**Written exercise**
Below is a block of records; repeat all of them exactly.

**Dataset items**
━━━━
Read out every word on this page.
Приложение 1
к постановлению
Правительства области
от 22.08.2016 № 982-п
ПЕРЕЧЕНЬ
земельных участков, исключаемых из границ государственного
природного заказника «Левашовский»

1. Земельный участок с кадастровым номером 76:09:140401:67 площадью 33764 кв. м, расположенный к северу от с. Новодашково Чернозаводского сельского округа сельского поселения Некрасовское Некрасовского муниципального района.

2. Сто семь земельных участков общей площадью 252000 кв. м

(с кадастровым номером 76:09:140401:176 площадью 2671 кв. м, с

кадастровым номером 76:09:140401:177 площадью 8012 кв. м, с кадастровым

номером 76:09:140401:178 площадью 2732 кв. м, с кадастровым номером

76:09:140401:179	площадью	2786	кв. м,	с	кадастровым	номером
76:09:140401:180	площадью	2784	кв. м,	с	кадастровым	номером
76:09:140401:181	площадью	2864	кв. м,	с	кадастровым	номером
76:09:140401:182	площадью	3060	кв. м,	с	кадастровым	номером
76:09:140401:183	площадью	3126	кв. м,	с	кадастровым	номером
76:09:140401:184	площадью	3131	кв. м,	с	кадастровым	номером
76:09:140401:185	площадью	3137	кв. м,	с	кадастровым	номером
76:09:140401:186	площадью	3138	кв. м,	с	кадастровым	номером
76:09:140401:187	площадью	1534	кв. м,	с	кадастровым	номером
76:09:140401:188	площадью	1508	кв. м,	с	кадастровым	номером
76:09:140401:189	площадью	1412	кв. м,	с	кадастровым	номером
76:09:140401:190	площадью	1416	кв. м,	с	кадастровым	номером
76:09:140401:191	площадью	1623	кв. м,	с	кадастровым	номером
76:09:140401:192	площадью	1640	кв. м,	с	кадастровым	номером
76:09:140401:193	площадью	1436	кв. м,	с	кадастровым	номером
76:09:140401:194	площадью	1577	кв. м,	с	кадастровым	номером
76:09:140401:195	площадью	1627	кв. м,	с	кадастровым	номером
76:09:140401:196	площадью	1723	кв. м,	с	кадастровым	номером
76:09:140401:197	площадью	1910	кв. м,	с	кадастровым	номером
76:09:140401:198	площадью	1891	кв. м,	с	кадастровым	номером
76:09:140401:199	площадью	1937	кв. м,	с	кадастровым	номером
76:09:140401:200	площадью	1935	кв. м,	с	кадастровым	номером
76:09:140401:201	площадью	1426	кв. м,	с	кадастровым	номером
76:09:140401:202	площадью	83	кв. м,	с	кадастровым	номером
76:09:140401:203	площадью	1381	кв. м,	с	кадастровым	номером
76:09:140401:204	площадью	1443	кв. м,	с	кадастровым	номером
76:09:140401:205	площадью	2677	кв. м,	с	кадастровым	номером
━━━━
**The completed task**
Read out every word on this page.
Приложение 1
к постановлению
Правительства области
от 22.08.2016 № 982-п
ПЕРЕЧЕНЬ
земельных участков, исключаемых из границ государственного
природного заказника «Левашовский»

1. Земельный участок с кадастровым номером 76:09:140401:67 площадью 33764 кв. м, расположенный к северу от с. Новодашково Чернозаводского сельского округа сельского поселения Некрасовское Некрасовского муниципального района.

2. Сто семь земельных участков общей площадью 252000 кв. м

(с кадастровым номером 76:09:140401:176 площадью 2671 кв. м, с

кадастровым номером 76:09:140401:177 площадью 8012 кв. м, с кадастровым

номером 76:09:140401:178 площадью 2732 кв. м, с кадастровым номером

76:09:140401:179	площадью	2786	кв. м,	с	кадастровым	номером
76:09:140401:180	площадью	2784	кв. м,	с	кадастровым	номером
76:09:140401:181	площадью	2864	кв. м,	с	кадастровым	номером
76:09:140401:182	площадью	3060	кв. м,	с	кадастровым	номером
76:09:140401:183	площадью	3126	кв. м,	с	кадастровым	номером
76:09:140401:184	площадью	3131	кв. м,	с	кадастровым	номером
76:09:140401:185	площадью	3137	кв. м,	с	кадастровым	номером
76:09:140401:186	площадью	3138	кв. м,	с	кадастровым	номером
76:09:140401:187	площадью	1534	кв. м,	с	кадастровым	номером
76:09:140401:188	площадью	1508	кв. м,	с	кадастровым	номером
76:09:140401:189	площадью	1412	кв. м,	с	кадастровым	номером
76:09:140401:190	площадью	1416	кв. м,	с	кадастровым	номером
76:09:140401:191	площадью	1623	кв. м,	с	кадастровым	номером
76:09:140401:192	площадью	1640	кв. м,	с	кадастровым	номером
76:09:140401:193	площадью	1436	кв. м,	с	кадастровым	номером
76:09:140401:194	площадью	1577	кв. м,	с	кадастровым	номером
76:09:140401:195	площадью	1627	кв. м,	с	кадастровым	номером
76:09:140401:196	площадью	1723	кв. м,	с	кадастровым	номером
76:09:140401:197	площадью	1910	кв. м,	с	кадастровым	номером
76:09:140401:198	площадью	1891	кв. м,	с	кадастровым	номером
76:09:140401:199	площадью	1937	кв. м,	с	кадастровым	номером
76:09:140401:200	площадью	1935	кв. м,	с	кадастровым	номером
76:09:140401:201	площадью	1426	кв. м,	с	кадастровым	номером
76:09:140401:202	площадью	83	кв. м,	с	кадастровым	номером
76:09:140401:203	площадью	1381	кв. м,	с	кадастровым	номером
76:09:140401:204	площадью	1443	кв. м,	с	кадастровым	номером
76:09:140401:205	площадью	2677	кв. м,	с	кадастровым	номером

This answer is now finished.